## Task objective
Repeat each record below exactly, dropping the pictures.

## Supplied material
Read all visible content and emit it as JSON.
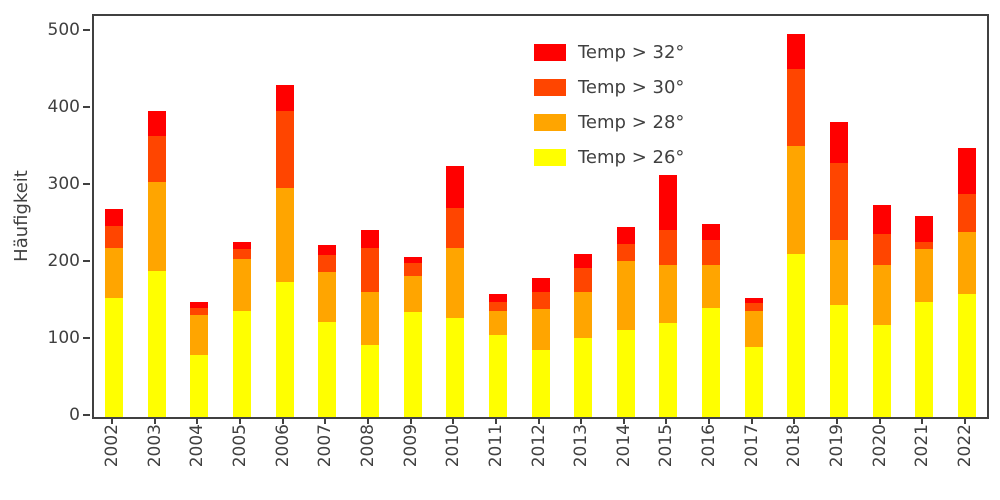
{
  "figure": {
    "ylabel": "Häufigkeit",
    "background_color": "#ffffff",
    "axis_color": "#404040",
    "text_color": "#404040"
  },
  "chart_data": {
    "type": "bar",
    "stacked": true,
    "title": "",
    "xlabel": "",
    "ylabel": "Häufigkeit",
    "grid": false,
    "legend_position": "upper center-left",
    "legend_frame": false,
    "categories": [
      "2002",
      "2003",
      "2004",
      "2005",
      "2006",
      "2007",
      "2008",
      "2009",
      "2010",
      "2011",
      "2012",
      "2013",
      "2014",
      "2015",
      "2016",
      "2017",
      "2018",
      "2019",
      "2020",
      "2021",
      "2022"
    ],
    "series": [
      {
        "name": "Temp > 32°",
        "color": "#ff0000",
        "values": [
          22,
          32,
          8,
          9,
          34,
          13,
          23,
          8,
          54,
          10,
          18,
          19,
          22,
          71,
          21,
          6,
          45,
          53,
          37,
          33,
          60
        ]
      },
      {
        "name": "Temp > 30°",
        "color": "#ff4500",
        "values": [
          28,
          60,
          9,
          13,
          100,
          22,
          57,
          17,
          52,
          12,
          23,
          30,
          22,
          45,
          33,
          10,
          100,
          100,
          40,
          10,
          50
        ]
      },
      {
        "name": "Temp > 28°",
        "color": "#ffa500",
        "values": [
          65,
          115,
          53,
          67,
          123,
          65,
          70,
          46,
          92,
          31,
          53,
          60,
          90,
          76,
          55,
          47,
          140,
          85,
          78,
          68,
          80
        ]
      },
      {
        "name": "Temp > 26°",
        "color": "#ffff00",
        "values": [
          155,
          190,
          80,
          138,
          175,
          123,
          93,
          137,
          128,
          107,
          87,
          103,
          113,
          122,
          142,
          91,
          212,
          145,
          120,
          150,
          160
        ]
      }
    ],
    "stack_order_bottom_to_top": [
      "Temp > 26°",
      "Temp > 28°",
      "Temp > 30°",
      "Temp > 32°"
    ],
    "stack_totals": [
      270,
      397,
      150,
      227,
      432,
      223,
      243,
      208,
      326,
      160,
      181,
      212,
      247,
      314,
      251,
      154,
      497,
      383,
      275,
      261,
      350
    ],
    "yticks": [
      0,
      100,
      200,
      300,
      400,
      500
    ],
    "ylim": [
      0,
      521
    ]
  }
}
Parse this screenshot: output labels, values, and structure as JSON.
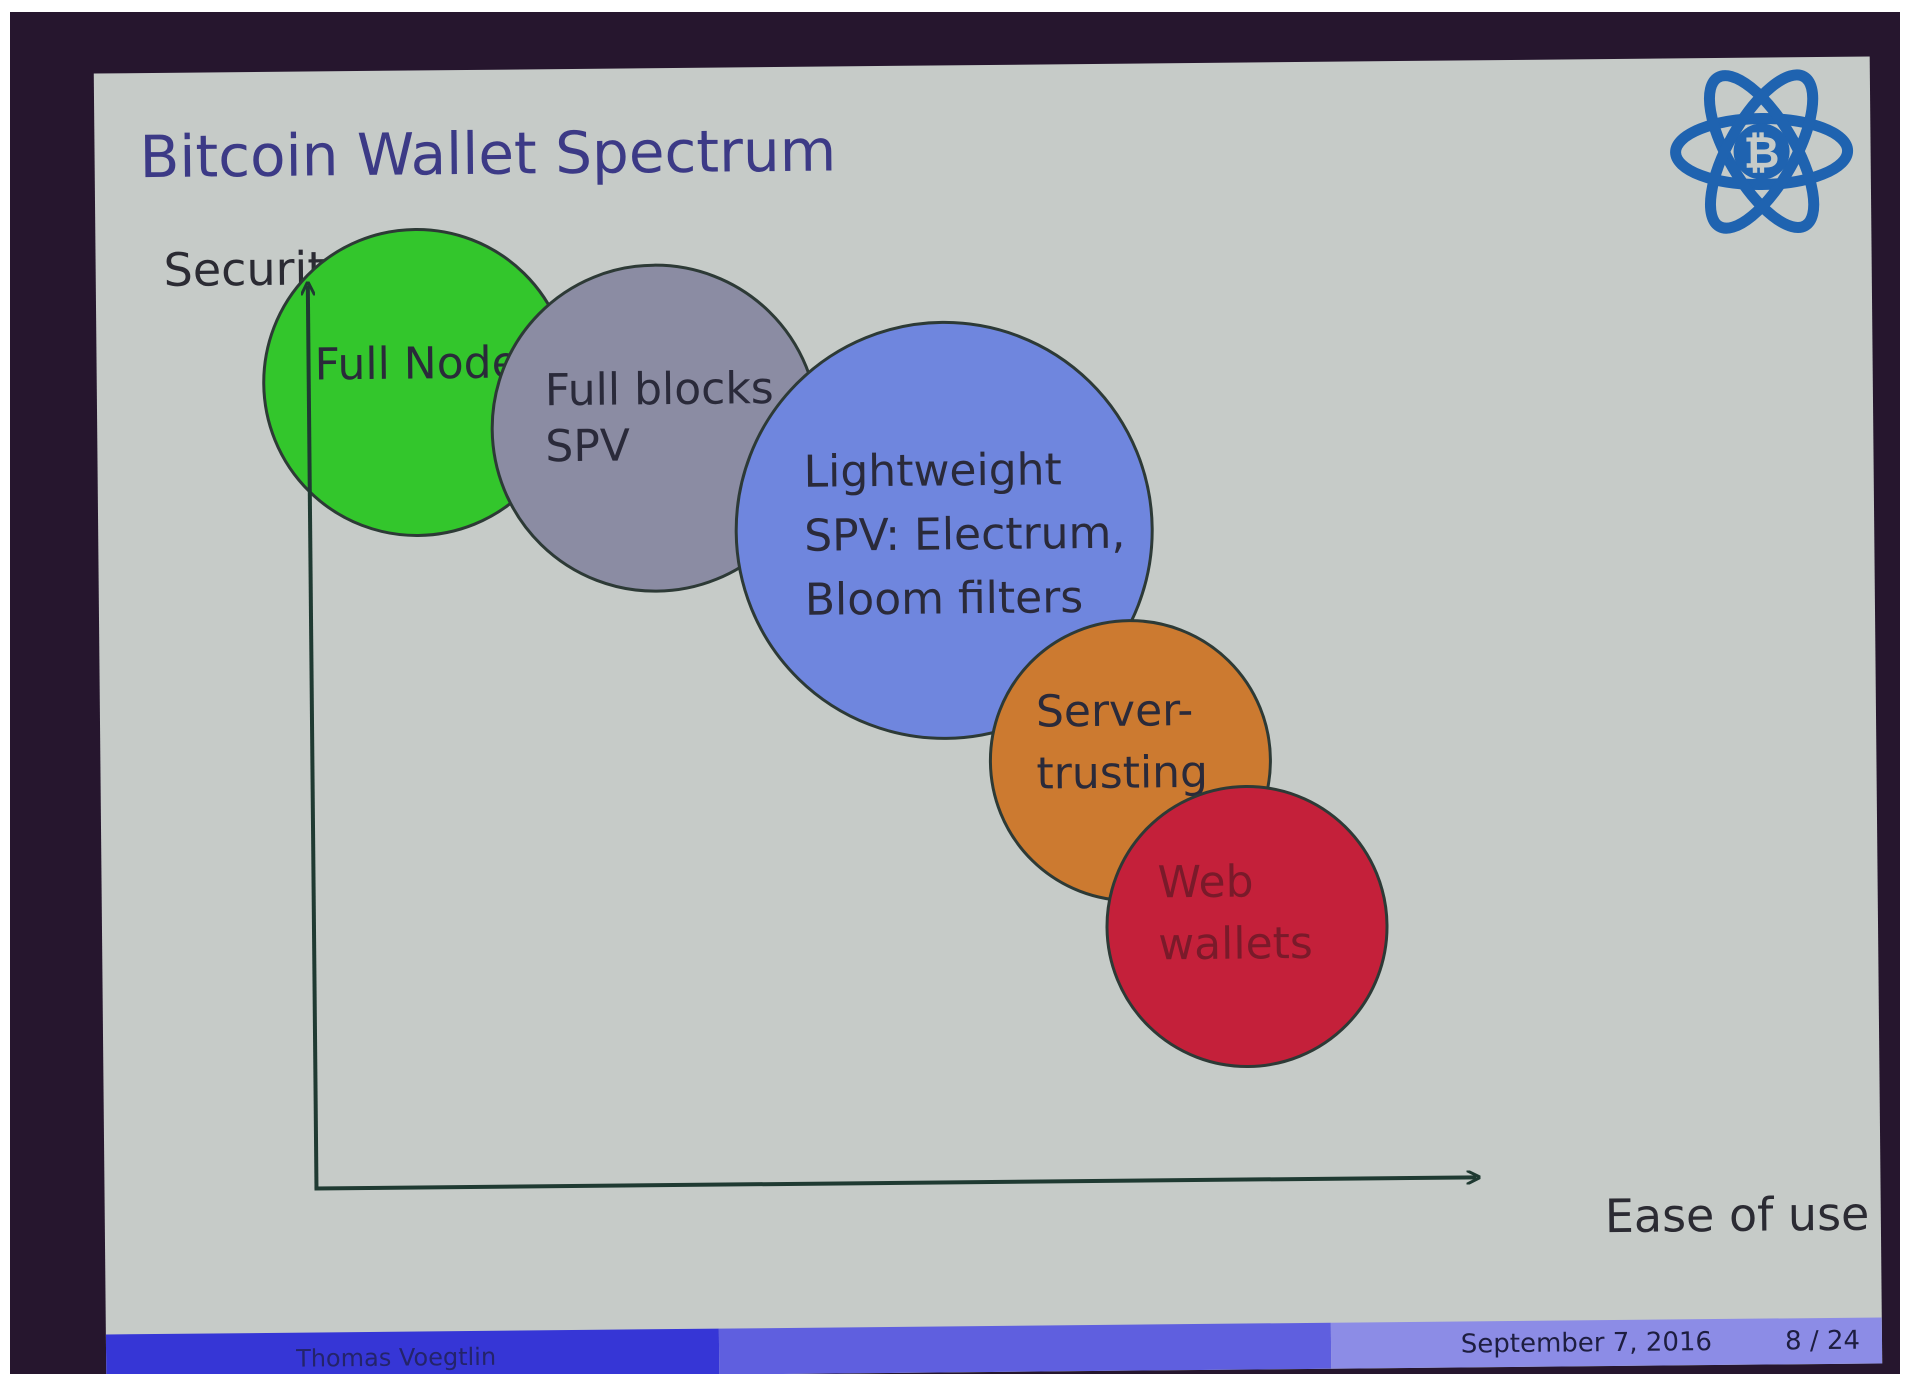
{
  "slide": {
    "title": "Bitcoin Wallet Spectrum"
  },
  "axes": {
    "y_label": "Security",
    "x_label": "Ease of use"
  },
  "categories": [
    {
      "id": "full-node",
      "lines": [
        "Full Node"
      ],
      "color": "#33c62c",
      "security_rank": 5,
      "ease_rank": 1
    },
    {
      "id": "full-blocks-spv",
      "lines": [
        "Full blocks",
        "SPV"
      ],
      "color": "#8b8ca3",
      "security_rank": 4,
      "ease_rank": 2
    },
    {
      "id": "lightweight-spv",
      "lines": [
        "Lightweight",
        "SPV: Electrum,",
        "Bloom filters"
      ],
      "color": "#6f86de",
      "security_rank": 3,
      "ease_rank": 3
    },
    {
      "id": "server-trusting",
      "lines": [
        "Server-",
        "trusting"
      ],
      "color": "#cc7a30",
      "security_rank": 2,
      "ease_rank": 4
    },
    {
      "id": "web-wallets",
      "lines": [
        "Web",
        "wallets"
      ],
      "color": "#c4203a",
      "security_rank": 1,
      "ease_rank": 5
    }
  ],
  "footer": {
    "author": "Thomas Voegtlin",
    "date": "September 7, 2016",
    "page": "8 / 24"
  },
  "logo": {
    "icon": "electrum-bitcoin-atom-icon",
    "symbol": "₿",
    "color": "#1f63b0"
  }
}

## The response
Read all visible content and emit it as JSON.
{
  "figure": {
    "ylabel": "Häufigkeit",
    "background_color": "#ffffff",
    "axis_color": "#404040",
    "text_color": "#404040"
  },
  "chart_data": {
    "type": "bar",
    "stacked": true,
    "title": "",
    "xlabel": "",
    "ylabel": "Häufigkeit",
    "grid": false,
    "legend_position": "upper center-left",
    "legend_frame": false,
    "categories": [
      "2002",
      "2003",
      "2004",
      "2005",
      "2006",
      "2007",
      "2008",
      "2009",
      "2010",
      "2011",
      "2012",
      "2013",
      "2014",
      "2015",
      "2016",
      "2017",
      "2018",
      "2019",
      "2020",
      "2021",
      "2022"
    ],
    "series": [
      {
        "name": "Temp > 32°",
        "color": "#ff0000",
        "values": [
          22,
          32,
          8,
          9,
          34,
          13,
          23,
          8,
          54,
          10,
          18,
          19,
          22,
          71,
          21,
          6,
          45,
          53,
          37,
          33,
          60
        ]
      },
      {
        "name": "Temp > 30°",
        "color": "#ff4500",
        "values": [
          28,
          60,
          9,
          13,
          100,
          22,
          57,
          17,
          52,
          12,
          23,
          30,
          22,
          45,
          33,
          10,
          100,
          100,
          40,
          10,
          50
        ]
      },
      {
        "name": "Temp > 28°",
        "color": "#ffa500",
        "values": [
          65,
          115,
          53,
          67,
          123,
          65,
          70,
          46,
          92,
          31,
          53,
          60,
          90,
          76,
          55,
          47,
          140,
          85,
          78,
          68,
          80
        ]
      },
      {
        "name": "Temp > 26°",
        "color": "#ffff00",
        "values": [
          155,
          190,
          80,
          138,
          175,
          123,
          93,
          137,
          128,
          107,
          87,
          103,
          113,
          122,
          142,
          91,
          212,
          145,
          120,
          150,
          160
        ]
      }
    ],
    "stack_order_bottom_to_top": [
      "Temp > 26°",
      "Temp > 28°",
      "Temp > 30°",
      "Temp > 32°"
    ],
    "stack_totals": [
      270,
      397,
      150,
      227,
      432,
      223,
      243,
      208,
      326,
      160,
      181,
      212,
      247,
      314,
      251,
      154,
      497,
      383,
      275,
      261,
      350
    ],
    "yticks": [
      0,
      100,
      200,
      300,
      400,
      500
    ],
    "ylim": [
      0,
      521
    ]
  }
}
Parse this screenshot: output labels, values, and structure as JSON.
{
  "slide": {
    "title": "Bitcoin Wallet Spectrum"
  },
  "axes": {
    "y_label": "Security",
    "x_label": "Ease of use"
  },
  "categories": [
    {
      "id": "full-node",
      "lines": [
        "Full Node"
      ],
      "color": "#33c62c",
      "security_rank": 5,
      "ease_rank": 1
    },
    {
      "id": "full-blocks-spv",
      "lines": [
        "Full blocks",
        "SPV"
      ],
      "color": "#8b8ca3",
      "security_rank": 4,
      "ease_rank": 2
    },
    {
      "id": "lightweight-spv",
      "lines": [
        "Lightweight",
        "SPV: Electrum,",
        "Bloom filters"
      ],
      "color": "#6f86de",
      "security_rank": 3,
      "ease_rank": 3
    },
    {
      "id": "server-trusting",
      "lines": [
        "Server-",
        "trusting"
      ],
      "color": "#cc7a30",
      "security_rank": 2,
      "ease_rank": 4
    },
    {
      "id": "web-wallets",
      "lines": [
        "Web",
        "wallets"
      ],
      "color": "#c4203a",
      "security_rank": 1,
      "ease_rank": 5
    }
  ],
  "footer": {
    "author": "Thomas Voegtlin",
    "date": "September 7, 2016",
    "page": "8 / 24"
  },
  "logo": {
    "icon": "electrum-bitcoin-atom-icon",
    "symbol": "₿",
    "color": "#1f63b0"
  }
}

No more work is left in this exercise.